# [The request]
Write out the material below again, unchanged.
======
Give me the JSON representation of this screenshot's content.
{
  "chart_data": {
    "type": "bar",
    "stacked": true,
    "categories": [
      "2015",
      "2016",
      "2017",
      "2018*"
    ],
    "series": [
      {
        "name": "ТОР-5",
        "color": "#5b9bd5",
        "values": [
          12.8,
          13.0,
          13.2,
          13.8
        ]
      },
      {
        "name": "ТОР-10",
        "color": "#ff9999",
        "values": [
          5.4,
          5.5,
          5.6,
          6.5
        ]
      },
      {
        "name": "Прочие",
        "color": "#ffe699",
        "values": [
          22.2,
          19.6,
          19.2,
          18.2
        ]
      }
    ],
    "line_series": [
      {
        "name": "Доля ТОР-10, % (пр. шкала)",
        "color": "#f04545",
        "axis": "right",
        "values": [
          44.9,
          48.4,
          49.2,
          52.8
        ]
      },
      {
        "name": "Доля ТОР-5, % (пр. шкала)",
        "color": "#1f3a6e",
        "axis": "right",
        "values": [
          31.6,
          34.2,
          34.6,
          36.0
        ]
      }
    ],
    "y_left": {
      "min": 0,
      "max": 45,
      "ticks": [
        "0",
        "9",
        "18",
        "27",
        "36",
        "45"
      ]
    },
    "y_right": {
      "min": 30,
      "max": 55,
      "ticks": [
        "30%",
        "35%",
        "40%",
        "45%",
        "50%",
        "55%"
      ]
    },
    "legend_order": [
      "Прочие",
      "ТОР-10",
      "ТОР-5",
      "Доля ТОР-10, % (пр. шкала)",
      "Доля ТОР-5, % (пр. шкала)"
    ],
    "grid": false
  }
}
======
# [Output for this exercise]
Give me the JSON representation of this screenshot's content.
{
  "chart_data": {
    "type": "bar",
    "stacked": true,
    "categories": [
      "2015",
      "2016",
      "2017",
      "2018*"
    ],
    "series": [
      {
        "name": "ТОР-5",
        "color": "#5b9bd5",
        "values": [
          12.8,
          13.0,
          13.2,
          13.8
        ]
      },
      {
        "name": "ТОР-10",
        "color": "#ff9999",
        "values": [
          5.4,
          5.5,
          5.6,
          6.5
        ]
      },
      {
        "name": "Прочие",
        "color": "#ffe699",
        "values": [
          22.2,
          19.6,
          19.2,
          18.2
        ]
      }
    ],
    "line_series": [
      {
        "name": "Доля ТОР-10, % (пр. шкала)",
        "color": "#f04545",
        "axis": "right",
        "values": [
          44.9,
          48.4,
          49.2,
          52.8
        ]
      },
      {
        "name": "Доля ТОР-5, % (пр. шкала)",
        "color": "#1f3a6e",
        "axis": "right",
        "values": [
          31.6,
          34.2,
          34.6,
          36.0
        ]
      }
    ],
    "y_left": {
      "min": 0,
      "max": 45,
      "ticks": [
        "0",
        "9",
        "18",
        "27",
        "36",
        "45"
      ]
    },
    "y_right": {
      "min": 30,
      "max": 55,
      "ticks": [
        "30%",
        "35%",
        "40%",
        "45%",
        "50%",
        "55%"
      ]
    },
    "legend_order": [
      "Прочие",
      "ТОР-10",
      "ТОР-5",
      "Доля ТОР-10, % (пр. шкала)",
      "Доля ТОР-5, % (пр. шкала)"
    ],
    "grid": false
  }
}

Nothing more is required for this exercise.